Input data >>

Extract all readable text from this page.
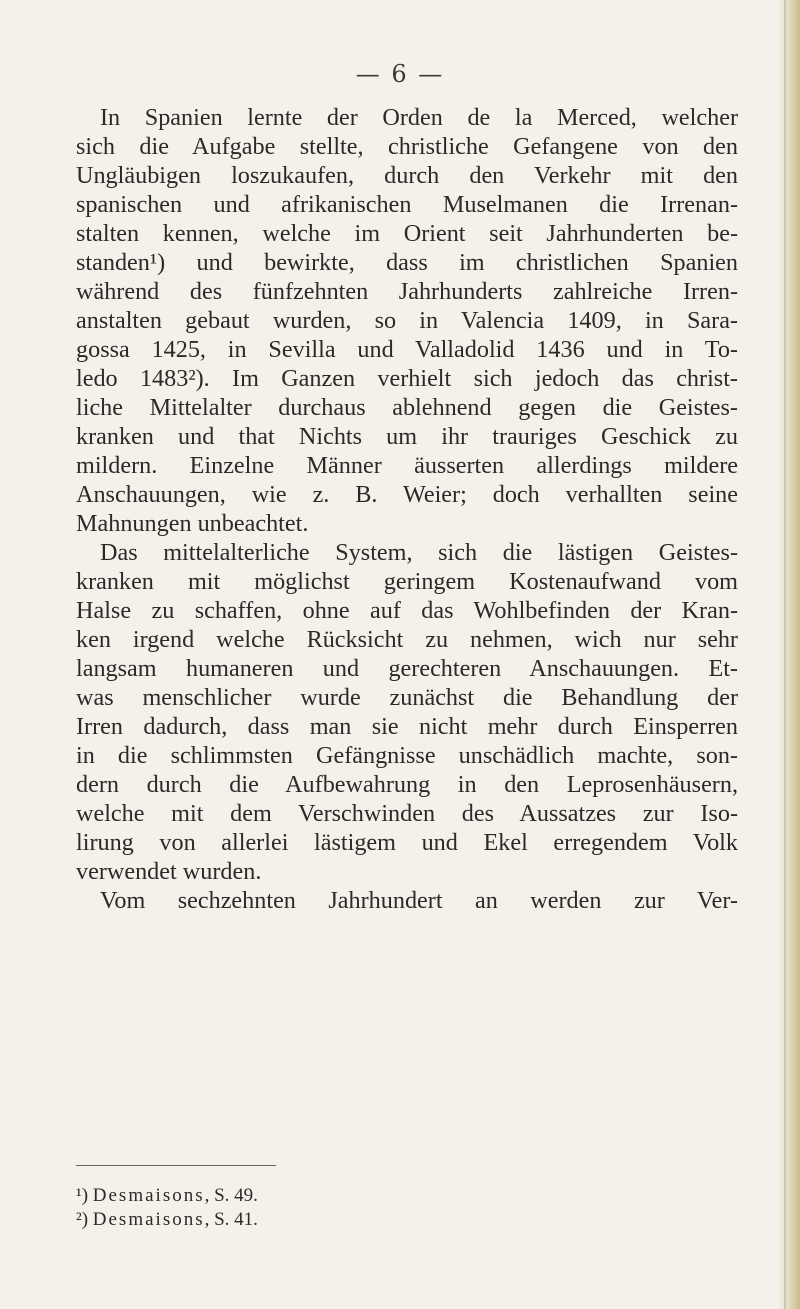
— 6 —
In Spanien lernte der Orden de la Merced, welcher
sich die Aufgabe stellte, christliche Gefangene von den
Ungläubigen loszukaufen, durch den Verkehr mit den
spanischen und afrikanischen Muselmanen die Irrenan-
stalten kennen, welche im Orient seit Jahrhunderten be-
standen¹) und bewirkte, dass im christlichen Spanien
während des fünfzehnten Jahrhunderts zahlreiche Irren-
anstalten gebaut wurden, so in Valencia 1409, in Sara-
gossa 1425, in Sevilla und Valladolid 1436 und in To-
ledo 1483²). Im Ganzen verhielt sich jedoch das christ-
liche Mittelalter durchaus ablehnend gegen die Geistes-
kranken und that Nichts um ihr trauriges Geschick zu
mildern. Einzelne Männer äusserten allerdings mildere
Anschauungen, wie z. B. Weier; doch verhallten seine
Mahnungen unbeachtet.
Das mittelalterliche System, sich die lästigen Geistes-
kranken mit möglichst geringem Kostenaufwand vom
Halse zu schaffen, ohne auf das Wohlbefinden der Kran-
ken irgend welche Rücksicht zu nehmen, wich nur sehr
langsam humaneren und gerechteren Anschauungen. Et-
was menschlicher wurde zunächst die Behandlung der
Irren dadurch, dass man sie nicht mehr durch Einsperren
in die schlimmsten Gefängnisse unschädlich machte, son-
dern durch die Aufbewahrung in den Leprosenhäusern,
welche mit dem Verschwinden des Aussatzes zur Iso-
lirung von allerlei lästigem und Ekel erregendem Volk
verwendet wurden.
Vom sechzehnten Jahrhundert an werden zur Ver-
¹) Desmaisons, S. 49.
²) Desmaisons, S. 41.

Problem details >> Retype everything in the material word for word, minus pictures.

Solution to this task >>
Extract all readable text from this page.
— 6 —
In Spanien lernte der Orden de la Merced, welcher
sich die Aufgabe stellte, christliche Gefangene von den
Ungläubigen loszukaufen, durch den Verkehr mit den
spanischen und afrikanischen Muselmanen die Irrenan-
stalten kennen, welche im Orient seit Jahrhunderten be-
standen¹) und bewirkte, dass im christlichen Spanien
während des fünfzehnten Jahrhunderts zahlreiche Irren-
anstalten gebaut wurden, so in Valencia 1409, in Sara-
gossa 1425, in Sevilla und Valladolid 1436 und in To-
ledo 1483²). Im Ganzen verhielt sich jedoch das christ-
liche Mittelalter durchaus ablehnend gegen die Geistes-
kranken und that Nichts um ihr trauriges Geschick zu
mildern. Einzelne Männer äusserten allerdings mildere
Anschauungen, wie z. B. Weier; doch verhallten seine
Mahnungen unbeachtet.
Das mittelalterliche System, sich die lästigen Geistes-
kranken mit möglichst geringem Kostenaufwand vom
Halse zu schaffen, ohne auf das Wohlbefinden der Kran-
ken irgend welche Rücksicht zu nehmen, wich nur sehr
langsam humaneren und gerechteren Anschauungen. Et-
was menschlicher wurde zunächst die Behandlung der
Irren dadurch, dass man sie nicht mehr durch Einsperren
in die schlimmsten Gefängnisse unschädlich machte, son-
dern durch die Aufbewahrung in den Leprosenhäusern,
welche mit dem Verschwinden des Aussatzes zur Iso-
lirung von allerlei lästigem und Ekel erregendem Volk
verwendet wurden.
Vom sechzehnten Jahrhundert an werden zur Ver-
¹) Desmaisons, S. 49.
²) Desmaisons, S. 41.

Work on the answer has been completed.